--- Given problem ---
In the material below, list every line carrying the string "属于非特异性免疫".

--- Record excerpts ---
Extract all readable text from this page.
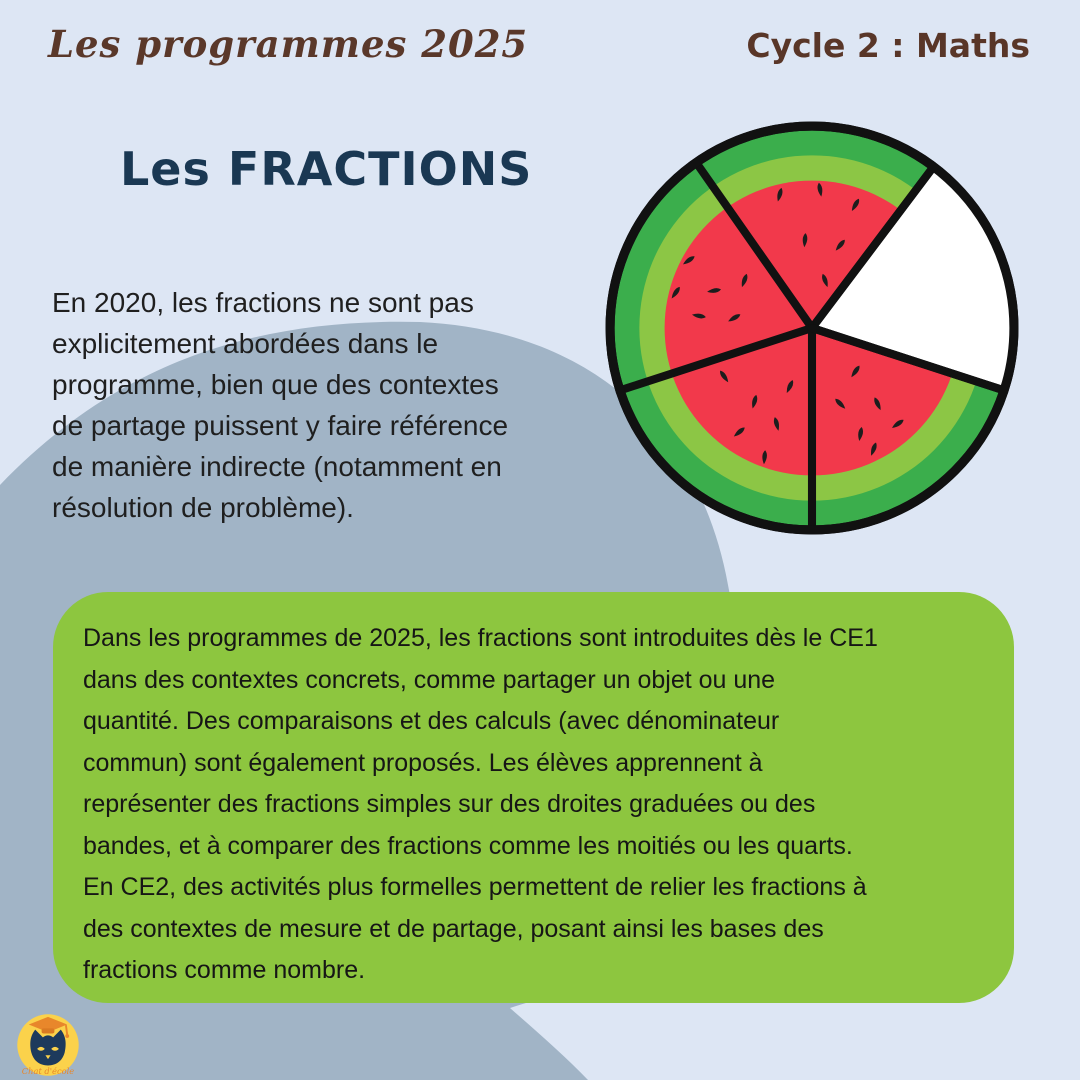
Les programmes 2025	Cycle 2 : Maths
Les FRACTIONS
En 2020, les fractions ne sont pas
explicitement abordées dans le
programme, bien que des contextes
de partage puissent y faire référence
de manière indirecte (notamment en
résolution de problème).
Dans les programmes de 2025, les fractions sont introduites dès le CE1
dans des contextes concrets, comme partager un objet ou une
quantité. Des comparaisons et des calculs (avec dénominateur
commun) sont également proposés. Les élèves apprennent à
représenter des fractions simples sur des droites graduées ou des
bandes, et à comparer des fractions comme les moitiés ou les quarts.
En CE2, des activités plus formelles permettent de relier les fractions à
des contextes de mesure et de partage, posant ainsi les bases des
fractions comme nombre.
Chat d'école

--

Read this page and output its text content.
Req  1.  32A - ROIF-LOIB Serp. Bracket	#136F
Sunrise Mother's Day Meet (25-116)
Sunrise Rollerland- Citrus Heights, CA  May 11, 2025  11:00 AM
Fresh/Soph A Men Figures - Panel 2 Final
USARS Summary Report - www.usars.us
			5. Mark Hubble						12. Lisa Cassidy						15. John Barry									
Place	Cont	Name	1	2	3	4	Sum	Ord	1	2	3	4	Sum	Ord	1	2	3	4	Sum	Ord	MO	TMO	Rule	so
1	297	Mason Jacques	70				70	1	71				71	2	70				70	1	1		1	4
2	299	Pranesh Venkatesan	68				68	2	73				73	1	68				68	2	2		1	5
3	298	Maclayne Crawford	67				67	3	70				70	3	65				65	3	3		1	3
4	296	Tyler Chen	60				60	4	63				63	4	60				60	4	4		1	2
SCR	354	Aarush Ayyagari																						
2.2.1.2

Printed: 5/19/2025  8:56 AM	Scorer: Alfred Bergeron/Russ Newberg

--

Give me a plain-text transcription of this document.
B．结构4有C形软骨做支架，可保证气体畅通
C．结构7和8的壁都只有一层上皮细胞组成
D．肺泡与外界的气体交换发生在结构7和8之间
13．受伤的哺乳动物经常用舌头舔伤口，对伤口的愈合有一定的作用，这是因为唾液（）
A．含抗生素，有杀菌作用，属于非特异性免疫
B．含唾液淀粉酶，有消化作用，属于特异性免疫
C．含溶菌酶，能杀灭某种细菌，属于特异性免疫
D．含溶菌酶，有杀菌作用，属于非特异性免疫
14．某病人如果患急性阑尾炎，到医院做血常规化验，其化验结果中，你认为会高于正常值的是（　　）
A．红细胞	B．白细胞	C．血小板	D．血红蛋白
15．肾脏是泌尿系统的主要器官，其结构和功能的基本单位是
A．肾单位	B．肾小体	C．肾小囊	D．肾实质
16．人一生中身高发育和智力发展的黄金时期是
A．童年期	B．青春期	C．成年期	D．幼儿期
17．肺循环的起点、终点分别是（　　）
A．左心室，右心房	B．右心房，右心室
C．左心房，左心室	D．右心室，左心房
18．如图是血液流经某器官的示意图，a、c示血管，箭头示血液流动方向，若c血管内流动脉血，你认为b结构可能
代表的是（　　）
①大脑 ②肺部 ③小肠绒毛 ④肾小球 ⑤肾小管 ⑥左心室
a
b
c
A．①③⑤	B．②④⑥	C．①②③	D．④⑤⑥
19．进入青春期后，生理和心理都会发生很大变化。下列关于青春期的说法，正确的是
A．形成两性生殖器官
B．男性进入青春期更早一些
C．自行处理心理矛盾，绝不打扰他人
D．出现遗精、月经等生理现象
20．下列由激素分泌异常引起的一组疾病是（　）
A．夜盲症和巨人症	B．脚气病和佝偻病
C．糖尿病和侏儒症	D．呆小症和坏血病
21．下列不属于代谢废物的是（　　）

--- Output ---
A．含抗生素，有杀菌作用，属于非特异性免疫
D．含溶菌酶，有杀菌作用，属于非特异性免疫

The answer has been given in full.